[Data entries]
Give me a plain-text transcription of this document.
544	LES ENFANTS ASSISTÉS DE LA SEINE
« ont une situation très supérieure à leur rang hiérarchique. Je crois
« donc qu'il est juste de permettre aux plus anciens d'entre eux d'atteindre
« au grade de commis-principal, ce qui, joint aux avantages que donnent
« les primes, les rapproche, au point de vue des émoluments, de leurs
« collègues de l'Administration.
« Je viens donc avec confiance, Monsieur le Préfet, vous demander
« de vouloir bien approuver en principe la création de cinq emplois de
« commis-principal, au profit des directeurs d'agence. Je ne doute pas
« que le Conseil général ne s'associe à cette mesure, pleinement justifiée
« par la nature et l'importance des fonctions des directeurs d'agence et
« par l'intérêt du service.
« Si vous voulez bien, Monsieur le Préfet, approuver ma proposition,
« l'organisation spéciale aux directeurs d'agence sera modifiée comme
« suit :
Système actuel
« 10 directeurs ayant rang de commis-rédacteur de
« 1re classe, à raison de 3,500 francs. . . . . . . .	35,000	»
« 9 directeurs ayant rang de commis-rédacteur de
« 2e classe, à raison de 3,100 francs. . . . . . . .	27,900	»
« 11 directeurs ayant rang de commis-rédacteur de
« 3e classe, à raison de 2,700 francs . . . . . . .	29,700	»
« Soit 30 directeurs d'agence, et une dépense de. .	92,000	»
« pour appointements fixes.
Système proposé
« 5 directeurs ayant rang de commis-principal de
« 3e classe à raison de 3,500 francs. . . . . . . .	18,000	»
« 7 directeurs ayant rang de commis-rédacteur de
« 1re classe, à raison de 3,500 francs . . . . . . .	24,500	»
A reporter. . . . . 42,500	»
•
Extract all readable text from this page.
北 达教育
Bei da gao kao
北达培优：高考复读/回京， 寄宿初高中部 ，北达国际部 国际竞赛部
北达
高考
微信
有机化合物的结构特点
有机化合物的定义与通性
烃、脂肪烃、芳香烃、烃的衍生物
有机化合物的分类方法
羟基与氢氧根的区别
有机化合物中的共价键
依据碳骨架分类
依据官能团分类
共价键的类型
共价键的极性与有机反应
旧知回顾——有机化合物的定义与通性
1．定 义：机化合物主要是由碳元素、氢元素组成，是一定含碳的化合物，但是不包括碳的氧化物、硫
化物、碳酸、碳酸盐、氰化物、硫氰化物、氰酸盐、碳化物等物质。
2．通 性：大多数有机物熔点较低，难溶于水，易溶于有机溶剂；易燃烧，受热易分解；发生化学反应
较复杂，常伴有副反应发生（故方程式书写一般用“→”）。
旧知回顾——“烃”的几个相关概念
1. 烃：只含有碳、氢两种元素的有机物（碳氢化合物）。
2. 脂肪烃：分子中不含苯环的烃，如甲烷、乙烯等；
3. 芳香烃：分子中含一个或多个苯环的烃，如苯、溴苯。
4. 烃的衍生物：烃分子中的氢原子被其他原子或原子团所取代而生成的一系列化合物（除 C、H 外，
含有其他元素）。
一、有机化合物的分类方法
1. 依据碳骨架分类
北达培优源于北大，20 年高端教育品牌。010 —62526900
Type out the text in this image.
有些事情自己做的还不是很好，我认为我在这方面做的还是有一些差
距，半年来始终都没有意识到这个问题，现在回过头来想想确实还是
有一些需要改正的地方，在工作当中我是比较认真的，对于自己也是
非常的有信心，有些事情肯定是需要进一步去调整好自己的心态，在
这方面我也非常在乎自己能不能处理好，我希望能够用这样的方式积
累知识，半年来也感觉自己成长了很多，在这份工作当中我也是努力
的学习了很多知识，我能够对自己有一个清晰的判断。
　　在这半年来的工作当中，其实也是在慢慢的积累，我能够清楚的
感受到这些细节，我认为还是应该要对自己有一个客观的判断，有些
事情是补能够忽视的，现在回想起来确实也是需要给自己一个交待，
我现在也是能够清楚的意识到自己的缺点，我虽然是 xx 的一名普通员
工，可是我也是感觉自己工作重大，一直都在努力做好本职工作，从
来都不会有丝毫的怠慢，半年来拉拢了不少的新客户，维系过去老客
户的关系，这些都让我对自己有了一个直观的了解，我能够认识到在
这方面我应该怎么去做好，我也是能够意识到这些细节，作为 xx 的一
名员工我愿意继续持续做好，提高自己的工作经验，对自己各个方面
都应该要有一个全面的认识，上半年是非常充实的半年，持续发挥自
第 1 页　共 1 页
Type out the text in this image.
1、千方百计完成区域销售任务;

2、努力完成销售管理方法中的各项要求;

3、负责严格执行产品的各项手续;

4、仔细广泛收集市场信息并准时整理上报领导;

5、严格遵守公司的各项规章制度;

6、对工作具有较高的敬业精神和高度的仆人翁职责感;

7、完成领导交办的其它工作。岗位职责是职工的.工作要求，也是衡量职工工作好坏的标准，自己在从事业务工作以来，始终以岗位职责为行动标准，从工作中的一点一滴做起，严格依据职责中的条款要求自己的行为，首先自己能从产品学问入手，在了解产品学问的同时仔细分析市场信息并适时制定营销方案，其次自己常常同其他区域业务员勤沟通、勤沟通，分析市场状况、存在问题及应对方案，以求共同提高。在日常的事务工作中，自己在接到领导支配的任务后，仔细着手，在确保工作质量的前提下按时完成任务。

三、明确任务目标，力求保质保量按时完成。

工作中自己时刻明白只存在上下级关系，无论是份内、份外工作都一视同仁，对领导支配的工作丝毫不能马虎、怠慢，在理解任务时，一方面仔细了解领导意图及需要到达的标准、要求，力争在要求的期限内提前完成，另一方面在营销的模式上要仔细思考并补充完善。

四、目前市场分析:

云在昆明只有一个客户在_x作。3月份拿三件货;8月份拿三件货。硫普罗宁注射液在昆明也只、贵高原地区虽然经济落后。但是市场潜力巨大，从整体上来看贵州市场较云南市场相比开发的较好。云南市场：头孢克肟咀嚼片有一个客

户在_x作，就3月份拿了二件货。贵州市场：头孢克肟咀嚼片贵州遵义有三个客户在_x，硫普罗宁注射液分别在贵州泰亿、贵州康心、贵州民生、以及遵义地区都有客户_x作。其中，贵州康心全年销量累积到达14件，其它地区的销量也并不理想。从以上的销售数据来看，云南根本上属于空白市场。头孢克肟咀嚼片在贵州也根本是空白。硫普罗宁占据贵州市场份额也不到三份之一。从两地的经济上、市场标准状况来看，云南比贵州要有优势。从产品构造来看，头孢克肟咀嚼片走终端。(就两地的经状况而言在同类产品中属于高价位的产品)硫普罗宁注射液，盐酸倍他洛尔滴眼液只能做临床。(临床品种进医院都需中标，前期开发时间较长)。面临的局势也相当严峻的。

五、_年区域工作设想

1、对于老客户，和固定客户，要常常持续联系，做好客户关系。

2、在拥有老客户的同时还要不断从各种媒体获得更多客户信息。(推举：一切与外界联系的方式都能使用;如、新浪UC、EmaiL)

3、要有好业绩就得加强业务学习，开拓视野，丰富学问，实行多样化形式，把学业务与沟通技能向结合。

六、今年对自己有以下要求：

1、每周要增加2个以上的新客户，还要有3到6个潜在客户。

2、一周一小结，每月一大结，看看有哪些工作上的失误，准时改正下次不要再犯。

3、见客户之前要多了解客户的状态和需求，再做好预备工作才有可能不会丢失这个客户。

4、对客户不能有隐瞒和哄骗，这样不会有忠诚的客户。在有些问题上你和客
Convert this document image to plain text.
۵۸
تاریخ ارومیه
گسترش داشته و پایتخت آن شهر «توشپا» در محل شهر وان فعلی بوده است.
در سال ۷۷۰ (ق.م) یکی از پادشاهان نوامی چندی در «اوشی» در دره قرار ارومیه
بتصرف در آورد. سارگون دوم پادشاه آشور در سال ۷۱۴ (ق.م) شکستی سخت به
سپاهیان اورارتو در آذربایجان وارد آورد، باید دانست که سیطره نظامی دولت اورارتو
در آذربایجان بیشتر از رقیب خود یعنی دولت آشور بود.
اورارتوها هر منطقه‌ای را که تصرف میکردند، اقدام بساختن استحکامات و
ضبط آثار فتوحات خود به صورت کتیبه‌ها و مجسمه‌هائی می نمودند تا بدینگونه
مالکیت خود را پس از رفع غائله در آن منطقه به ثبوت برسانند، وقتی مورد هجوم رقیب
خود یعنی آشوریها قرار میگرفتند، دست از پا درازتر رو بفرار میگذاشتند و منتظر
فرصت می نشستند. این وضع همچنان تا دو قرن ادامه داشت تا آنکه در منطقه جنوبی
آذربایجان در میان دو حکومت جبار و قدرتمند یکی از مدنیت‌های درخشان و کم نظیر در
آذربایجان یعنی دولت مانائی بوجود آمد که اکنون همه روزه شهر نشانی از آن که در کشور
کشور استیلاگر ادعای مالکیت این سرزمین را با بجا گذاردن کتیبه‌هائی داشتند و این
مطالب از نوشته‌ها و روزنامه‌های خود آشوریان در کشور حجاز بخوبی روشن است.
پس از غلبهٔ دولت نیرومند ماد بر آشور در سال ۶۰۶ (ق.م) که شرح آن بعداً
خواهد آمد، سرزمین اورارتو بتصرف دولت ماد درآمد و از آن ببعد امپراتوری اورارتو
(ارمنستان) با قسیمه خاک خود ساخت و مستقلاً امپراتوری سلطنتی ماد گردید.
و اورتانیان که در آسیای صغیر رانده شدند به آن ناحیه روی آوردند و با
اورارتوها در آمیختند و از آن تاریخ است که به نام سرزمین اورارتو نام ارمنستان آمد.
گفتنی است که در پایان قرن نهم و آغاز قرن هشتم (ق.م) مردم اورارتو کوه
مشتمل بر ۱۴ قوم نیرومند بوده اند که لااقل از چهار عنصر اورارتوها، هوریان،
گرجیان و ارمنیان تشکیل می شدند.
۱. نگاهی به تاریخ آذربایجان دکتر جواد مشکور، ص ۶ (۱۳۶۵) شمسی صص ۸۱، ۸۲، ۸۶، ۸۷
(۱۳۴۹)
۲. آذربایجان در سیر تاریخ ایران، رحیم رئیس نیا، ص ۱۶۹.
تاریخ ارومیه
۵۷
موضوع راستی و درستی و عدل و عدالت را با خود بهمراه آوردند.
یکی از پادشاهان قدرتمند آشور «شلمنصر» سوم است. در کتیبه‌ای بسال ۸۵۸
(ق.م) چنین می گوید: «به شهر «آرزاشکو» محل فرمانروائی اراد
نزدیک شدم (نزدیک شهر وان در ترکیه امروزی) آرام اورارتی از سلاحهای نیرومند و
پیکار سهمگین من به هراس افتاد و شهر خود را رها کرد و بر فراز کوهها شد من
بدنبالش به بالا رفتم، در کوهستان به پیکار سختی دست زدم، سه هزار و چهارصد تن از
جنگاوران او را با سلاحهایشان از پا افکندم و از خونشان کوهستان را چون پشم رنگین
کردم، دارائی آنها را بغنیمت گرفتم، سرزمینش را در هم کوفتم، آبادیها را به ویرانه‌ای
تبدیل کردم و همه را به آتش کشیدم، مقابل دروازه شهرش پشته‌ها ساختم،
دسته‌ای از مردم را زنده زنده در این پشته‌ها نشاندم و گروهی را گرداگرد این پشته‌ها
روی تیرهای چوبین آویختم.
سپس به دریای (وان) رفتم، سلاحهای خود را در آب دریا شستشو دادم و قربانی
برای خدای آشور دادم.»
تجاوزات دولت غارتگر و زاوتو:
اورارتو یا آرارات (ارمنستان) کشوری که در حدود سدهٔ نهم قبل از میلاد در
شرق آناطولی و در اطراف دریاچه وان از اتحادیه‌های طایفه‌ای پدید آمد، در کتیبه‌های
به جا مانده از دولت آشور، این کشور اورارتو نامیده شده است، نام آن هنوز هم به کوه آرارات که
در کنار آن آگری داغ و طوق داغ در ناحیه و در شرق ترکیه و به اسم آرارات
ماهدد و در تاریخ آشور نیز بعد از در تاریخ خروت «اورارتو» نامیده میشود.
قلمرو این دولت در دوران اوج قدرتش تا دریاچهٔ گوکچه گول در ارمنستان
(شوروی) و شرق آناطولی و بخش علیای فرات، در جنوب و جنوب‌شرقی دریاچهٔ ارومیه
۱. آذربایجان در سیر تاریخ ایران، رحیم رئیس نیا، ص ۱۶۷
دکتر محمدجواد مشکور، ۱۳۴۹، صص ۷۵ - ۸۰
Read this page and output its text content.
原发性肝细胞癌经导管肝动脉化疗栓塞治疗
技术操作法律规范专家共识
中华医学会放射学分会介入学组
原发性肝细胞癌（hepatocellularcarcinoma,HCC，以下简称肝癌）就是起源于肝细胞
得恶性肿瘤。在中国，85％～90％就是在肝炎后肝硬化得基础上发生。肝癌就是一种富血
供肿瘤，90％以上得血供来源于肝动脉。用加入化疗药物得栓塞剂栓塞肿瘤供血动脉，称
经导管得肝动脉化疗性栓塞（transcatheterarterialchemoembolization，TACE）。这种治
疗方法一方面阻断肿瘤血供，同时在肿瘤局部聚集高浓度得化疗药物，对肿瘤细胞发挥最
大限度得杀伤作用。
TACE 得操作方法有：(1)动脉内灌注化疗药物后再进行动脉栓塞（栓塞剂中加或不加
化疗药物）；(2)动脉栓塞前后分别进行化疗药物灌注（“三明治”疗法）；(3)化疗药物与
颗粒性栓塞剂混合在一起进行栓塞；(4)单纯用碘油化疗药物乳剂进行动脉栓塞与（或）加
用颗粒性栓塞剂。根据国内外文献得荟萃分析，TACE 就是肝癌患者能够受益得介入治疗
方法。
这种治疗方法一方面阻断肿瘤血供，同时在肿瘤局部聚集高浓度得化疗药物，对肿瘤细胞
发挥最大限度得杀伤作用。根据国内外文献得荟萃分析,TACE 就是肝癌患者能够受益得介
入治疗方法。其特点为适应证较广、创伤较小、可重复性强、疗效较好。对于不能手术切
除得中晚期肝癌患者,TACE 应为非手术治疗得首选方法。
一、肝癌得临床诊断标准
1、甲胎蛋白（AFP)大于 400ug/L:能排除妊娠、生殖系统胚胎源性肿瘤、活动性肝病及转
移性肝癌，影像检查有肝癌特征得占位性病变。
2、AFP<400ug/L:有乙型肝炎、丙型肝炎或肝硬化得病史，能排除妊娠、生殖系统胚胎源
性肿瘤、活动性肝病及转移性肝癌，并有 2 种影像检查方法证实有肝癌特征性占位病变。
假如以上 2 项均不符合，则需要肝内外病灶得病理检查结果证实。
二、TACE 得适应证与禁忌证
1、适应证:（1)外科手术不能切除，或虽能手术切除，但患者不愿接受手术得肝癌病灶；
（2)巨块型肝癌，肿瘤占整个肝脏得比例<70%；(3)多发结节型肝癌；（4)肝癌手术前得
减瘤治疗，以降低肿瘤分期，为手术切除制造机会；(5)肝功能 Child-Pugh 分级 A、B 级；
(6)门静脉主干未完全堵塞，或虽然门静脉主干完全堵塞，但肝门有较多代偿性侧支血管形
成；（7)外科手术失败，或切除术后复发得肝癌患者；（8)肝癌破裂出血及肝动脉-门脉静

## What you should do
Scan the material above. Extract every line in which the word "یعنی" occurs.

## Answer for this exercise
در آذربایجان بیشتر از رقیب خود یعنی دولت آشور بود.
خود یعنی آشوریها قرار میگرفتند، دست از پا درازتر رو بفرار میگذاشتند و منتظر
آذربایجان یعنی دولت مانائی بوجود آمد که اکنون همه روزه شهر نشانی از آن که در کشور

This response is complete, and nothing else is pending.